Extracted entries:
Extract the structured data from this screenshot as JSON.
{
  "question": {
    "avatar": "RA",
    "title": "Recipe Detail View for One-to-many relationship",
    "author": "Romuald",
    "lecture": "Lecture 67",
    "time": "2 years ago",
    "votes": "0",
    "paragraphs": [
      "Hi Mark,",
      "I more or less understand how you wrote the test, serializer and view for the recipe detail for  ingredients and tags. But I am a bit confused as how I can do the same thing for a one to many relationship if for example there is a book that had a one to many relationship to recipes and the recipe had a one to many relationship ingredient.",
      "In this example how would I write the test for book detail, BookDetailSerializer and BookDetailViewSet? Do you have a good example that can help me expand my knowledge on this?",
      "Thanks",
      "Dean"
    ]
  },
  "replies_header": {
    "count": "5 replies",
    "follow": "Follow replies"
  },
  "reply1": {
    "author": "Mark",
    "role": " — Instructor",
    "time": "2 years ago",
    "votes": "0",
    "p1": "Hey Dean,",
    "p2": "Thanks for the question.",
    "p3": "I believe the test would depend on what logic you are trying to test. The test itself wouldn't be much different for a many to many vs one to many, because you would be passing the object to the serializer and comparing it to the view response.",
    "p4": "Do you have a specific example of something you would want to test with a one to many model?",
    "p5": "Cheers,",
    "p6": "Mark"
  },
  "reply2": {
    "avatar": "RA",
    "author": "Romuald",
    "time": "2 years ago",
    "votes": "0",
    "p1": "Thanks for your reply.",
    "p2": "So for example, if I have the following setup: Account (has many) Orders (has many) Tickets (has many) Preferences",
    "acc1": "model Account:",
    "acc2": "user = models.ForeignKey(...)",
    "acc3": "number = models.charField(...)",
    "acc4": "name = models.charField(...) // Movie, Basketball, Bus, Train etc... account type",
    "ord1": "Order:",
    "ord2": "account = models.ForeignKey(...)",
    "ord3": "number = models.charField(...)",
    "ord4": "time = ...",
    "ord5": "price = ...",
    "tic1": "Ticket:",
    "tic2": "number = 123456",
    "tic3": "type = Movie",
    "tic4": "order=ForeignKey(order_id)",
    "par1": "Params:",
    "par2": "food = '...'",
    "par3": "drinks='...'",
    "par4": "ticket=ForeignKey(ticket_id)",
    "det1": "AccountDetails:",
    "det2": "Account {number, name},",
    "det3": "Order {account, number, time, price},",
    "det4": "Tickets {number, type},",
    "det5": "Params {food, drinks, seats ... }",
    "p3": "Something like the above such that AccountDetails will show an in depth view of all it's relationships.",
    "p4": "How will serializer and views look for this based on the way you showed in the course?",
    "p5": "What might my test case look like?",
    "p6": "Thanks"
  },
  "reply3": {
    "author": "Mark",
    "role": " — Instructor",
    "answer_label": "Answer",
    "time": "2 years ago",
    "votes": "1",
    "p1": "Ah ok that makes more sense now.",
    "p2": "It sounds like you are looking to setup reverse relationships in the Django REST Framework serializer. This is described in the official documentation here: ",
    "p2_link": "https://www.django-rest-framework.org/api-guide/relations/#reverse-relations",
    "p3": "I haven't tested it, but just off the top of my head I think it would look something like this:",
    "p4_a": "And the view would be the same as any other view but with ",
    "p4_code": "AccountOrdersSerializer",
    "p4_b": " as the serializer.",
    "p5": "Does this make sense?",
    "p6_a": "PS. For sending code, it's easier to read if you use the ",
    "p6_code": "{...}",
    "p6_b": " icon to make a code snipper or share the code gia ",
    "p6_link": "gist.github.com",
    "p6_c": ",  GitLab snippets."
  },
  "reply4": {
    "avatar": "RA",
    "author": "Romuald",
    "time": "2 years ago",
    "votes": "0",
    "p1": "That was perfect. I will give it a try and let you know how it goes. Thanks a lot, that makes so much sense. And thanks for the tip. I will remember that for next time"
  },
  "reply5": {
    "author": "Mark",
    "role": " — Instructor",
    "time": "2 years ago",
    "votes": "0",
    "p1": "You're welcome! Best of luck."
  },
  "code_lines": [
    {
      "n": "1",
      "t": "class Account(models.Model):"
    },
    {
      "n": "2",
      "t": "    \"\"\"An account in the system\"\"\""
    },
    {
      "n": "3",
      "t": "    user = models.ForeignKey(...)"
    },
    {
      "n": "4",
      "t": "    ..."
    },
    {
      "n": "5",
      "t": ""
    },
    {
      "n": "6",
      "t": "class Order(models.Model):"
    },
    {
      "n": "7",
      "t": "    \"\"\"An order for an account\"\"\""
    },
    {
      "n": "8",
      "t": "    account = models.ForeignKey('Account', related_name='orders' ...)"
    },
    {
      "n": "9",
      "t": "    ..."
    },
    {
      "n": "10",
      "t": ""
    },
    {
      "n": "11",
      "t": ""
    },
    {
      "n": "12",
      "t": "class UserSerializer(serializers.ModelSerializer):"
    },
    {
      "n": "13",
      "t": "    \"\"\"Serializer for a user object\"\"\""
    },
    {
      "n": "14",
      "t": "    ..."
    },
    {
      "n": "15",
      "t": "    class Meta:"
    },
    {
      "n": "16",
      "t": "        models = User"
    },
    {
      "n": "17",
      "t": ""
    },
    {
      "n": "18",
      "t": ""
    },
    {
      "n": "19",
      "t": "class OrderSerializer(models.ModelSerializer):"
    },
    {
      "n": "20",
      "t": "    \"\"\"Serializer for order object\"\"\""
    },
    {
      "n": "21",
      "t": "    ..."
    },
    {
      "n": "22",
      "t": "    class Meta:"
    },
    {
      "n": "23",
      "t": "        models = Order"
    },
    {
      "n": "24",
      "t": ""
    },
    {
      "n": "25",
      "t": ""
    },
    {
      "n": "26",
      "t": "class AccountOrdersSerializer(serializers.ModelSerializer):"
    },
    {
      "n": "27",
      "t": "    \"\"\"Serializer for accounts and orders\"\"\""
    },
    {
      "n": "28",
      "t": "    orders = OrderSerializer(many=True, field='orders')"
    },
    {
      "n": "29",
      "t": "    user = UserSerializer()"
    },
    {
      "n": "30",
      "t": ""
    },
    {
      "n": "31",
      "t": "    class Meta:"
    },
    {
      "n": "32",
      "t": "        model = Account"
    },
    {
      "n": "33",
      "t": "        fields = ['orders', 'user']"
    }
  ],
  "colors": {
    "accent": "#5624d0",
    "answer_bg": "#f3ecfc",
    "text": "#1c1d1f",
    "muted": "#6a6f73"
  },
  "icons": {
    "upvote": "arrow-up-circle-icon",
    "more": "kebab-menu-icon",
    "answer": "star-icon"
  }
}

Written request: Track down every line holding the string "that" and copy it.

Final answer:
      "I more or less understand how you wrote the test, serializer and view for the recipe detail for  ingredients and tags. But I am a bit confused as how I can do the same thing for a one to many relationship if for example there is a book that had a one to many relationship to recipes and the recipe had a one to many relationship ingredient.",
      "In this example how would I write the test for book detail, BookDetailSerializer and BookDetailViewSet? Do you have a good example that can help me expand my knowledge on this?",
    "p3": "Something like the above such that AccountDetails will show an in depth view of all it's relationships.",
    "p1": "Ah ok that makes more sense now.",
    "p1": "That was perfect. I will give it a try and let you know how it goes. Thanks a lot, that makes so much sense. And thanks for the tip. I will remember that for next time"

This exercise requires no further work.